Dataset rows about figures
--------

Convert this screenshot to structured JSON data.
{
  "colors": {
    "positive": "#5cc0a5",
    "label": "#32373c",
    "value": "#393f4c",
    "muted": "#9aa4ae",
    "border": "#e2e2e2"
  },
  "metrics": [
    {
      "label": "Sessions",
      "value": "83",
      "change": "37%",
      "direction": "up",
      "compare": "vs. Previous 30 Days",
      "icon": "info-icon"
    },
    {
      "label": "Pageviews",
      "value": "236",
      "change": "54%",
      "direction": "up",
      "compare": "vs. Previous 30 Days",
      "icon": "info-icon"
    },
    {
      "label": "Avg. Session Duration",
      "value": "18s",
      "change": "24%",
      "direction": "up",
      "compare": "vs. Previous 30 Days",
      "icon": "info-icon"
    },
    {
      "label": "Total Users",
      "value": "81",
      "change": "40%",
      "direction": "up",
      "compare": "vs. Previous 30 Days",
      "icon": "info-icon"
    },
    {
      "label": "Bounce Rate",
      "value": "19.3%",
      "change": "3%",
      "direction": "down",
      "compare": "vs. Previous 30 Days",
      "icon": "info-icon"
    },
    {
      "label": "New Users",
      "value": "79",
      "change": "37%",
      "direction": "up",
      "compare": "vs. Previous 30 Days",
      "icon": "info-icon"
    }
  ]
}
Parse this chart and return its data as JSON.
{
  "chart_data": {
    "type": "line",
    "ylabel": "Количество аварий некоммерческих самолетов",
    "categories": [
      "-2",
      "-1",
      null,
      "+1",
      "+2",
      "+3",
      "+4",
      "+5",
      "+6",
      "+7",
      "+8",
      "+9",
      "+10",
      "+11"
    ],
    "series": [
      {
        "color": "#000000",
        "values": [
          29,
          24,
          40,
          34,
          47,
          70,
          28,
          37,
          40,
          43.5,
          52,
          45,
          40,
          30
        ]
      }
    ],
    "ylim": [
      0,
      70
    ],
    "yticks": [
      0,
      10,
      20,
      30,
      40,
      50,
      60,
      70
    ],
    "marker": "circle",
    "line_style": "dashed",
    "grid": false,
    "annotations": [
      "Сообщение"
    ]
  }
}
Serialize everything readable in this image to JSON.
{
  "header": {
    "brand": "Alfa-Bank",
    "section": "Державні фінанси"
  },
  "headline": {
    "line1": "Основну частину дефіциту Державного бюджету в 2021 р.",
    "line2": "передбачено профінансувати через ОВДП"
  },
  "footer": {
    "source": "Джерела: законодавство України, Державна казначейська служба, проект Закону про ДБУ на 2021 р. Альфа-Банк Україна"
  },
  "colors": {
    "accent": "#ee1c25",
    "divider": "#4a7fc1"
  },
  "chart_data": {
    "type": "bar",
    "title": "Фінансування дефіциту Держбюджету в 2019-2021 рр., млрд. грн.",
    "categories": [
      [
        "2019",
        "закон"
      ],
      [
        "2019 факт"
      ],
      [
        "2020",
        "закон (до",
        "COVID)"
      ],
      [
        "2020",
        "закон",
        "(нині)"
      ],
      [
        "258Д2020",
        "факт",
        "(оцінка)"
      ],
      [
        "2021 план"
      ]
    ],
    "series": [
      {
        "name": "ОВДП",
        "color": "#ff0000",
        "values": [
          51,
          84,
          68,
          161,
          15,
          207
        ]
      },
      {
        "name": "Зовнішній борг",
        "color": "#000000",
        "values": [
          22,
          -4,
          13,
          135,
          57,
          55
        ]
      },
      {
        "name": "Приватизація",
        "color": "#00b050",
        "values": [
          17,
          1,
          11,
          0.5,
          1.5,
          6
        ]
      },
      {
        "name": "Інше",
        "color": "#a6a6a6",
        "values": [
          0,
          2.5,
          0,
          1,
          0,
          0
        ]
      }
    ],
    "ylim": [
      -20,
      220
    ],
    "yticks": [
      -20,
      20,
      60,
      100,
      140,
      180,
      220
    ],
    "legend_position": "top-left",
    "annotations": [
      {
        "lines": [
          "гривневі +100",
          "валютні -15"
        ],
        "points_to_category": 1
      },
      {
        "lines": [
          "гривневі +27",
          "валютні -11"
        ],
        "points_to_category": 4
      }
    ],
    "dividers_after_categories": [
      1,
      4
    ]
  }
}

--------

WHAT TO WORK ON:
Identify and list each line with the word "name".

SOLUTION FOR THIS PROBLEM:
        "name": "ОВДП",
        "name": "Зовнішній борг",
        "name": "Приватизація",
        "name": "Інше",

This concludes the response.